**WORK TO COMPLETE:**
Your job is to transcribe the material exactly. Keep every line.

**STUDY MATERIAL:**
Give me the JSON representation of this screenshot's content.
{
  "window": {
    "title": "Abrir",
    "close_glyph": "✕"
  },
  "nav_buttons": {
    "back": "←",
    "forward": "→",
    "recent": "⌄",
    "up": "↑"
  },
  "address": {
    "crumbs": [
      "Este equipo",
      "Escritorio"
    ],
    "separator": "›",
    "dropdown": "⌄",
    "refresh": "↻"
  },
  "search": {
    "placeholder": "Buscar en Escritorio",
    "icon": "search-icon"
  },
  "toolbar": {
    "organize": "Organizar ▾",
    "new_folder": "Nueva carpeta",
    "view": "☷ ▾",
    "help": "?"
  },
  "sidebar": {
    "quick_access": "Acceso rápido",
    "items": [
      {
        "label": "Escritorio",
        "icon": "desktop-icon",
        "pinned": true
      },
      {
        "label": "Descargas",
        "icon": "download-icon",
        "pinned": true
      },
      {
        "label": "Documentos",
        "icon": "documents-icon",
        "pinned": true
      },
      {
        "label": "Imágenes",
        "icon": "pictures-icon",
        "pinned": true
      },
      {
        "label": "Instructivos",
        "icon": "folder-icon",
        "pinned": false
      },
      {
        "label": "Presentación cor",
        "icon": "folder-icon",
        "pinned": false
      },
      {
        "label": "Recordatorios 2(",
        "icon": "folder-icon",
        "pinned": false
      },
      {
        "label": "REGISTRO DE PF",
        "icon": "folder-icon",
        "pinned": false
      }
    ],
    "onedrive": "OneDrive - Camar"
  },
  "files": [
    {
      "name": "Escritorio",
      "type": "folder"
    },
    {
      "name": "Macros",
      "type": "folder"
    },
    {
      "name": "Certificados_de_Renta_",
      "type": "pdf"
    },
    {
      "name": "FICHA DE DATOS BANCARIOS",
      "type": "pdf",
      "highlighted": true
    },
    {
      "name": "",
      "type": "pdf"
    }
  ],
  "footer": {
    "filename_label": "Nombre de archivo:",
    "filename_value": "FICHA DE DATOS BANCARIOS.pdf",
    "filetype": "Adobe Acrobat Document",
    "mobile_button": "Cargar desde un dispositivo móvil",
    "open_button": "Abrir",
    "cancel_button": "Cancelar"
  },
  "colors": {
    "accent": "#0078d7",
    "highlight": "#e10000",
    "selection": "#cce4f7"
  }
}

**RESULT OF THE TASK:**
Give me the JSON representation of this screenshot's content.
{
  "window": {
    "title": "Abrir",
    "close_glyph": "✕"
  },
  "nav_buttons": {
    "back": "←",
    "forward": "→",
    "recent": "⌄",
    "up": "↑"
  },
  "address": {
    "crumbs": [
      "Este equipo",
      "Escritorio"
    ],
    "separator": "›",
    "dropdown": "⌄",
    "refresh": "↻"
  },
  "search": {
    "placeholder": "Buscar en Escritorio",
    "icon": "search-icon"
  },
  "toolbar": {
    "organize": "Organizar ▾",
    "new_folder": "Nueva carpeta",
    "view": "☷ ▾",
    "help": "?"
  },
  "sidebar": {
    "quick_access": "Acceso rápido",
    "items": [
      {
        "label": "Escritorio",
        "icon": "desktop-icon",
        "pinned": true
      },
      {
        "label": "Descargas",
        "icon": "download-icon",
        "pinned": true
      },
      {
        "label": "Documentos",
        "icon": "documents-icon",
        "pinned": true
      },
      {
        "label": "Imágenes",
        "icon": "pictures-icon",
        "pinned": true
      },
      {
        "label": "Instructivos",
        "icon": "folder-icon",
        "pinned": false
      },
      {
        "label": "Presentación cor",
        "icon": "folder-icon",
        "pinned": false
      },
      {
        "label": "Recordatorios 2(",
        "icon": "folder-icon",
        "pinned": false
      },
      {
        "label": "REGISTRO DE PF",
        "icon": "folder-icon",
        "pinned": false
      }
    ],
    "onedrive": "OneDrive - Camar"
  },
  "files": [
    {
      "name": "Escritorio",
      "type": "folder"
    },
    {
      "name": "Macros",
      "type": "folder"
    },
    {
      "name": "Certificados_de_Renta_",
      "type": "pdf"
    },
    {
      "name": "FICHA DE DATOS BANCARIOS",
      "type": "pdf",
      "highlighted": true
    },
    {
      "name": "",
      "type": "pdf"
    }
  ],
  "footer": {
    "filename_label": "Nombre de archivo:",
    "filename_value": "FICHA DE DATOS BANCARIOS.pdf",
    "filetype": "Adobe Acrobat Document",
    "mobile_button": "Cargar desde un dispositivo móvil",
    "open_button": "Abrir",
    "cancel_button": "Cancelar"
  },
  "colors": {
    "accent": "#0078d7",
    "highlight": "#e10000",
    "selection": "#cce4f7"
  }
}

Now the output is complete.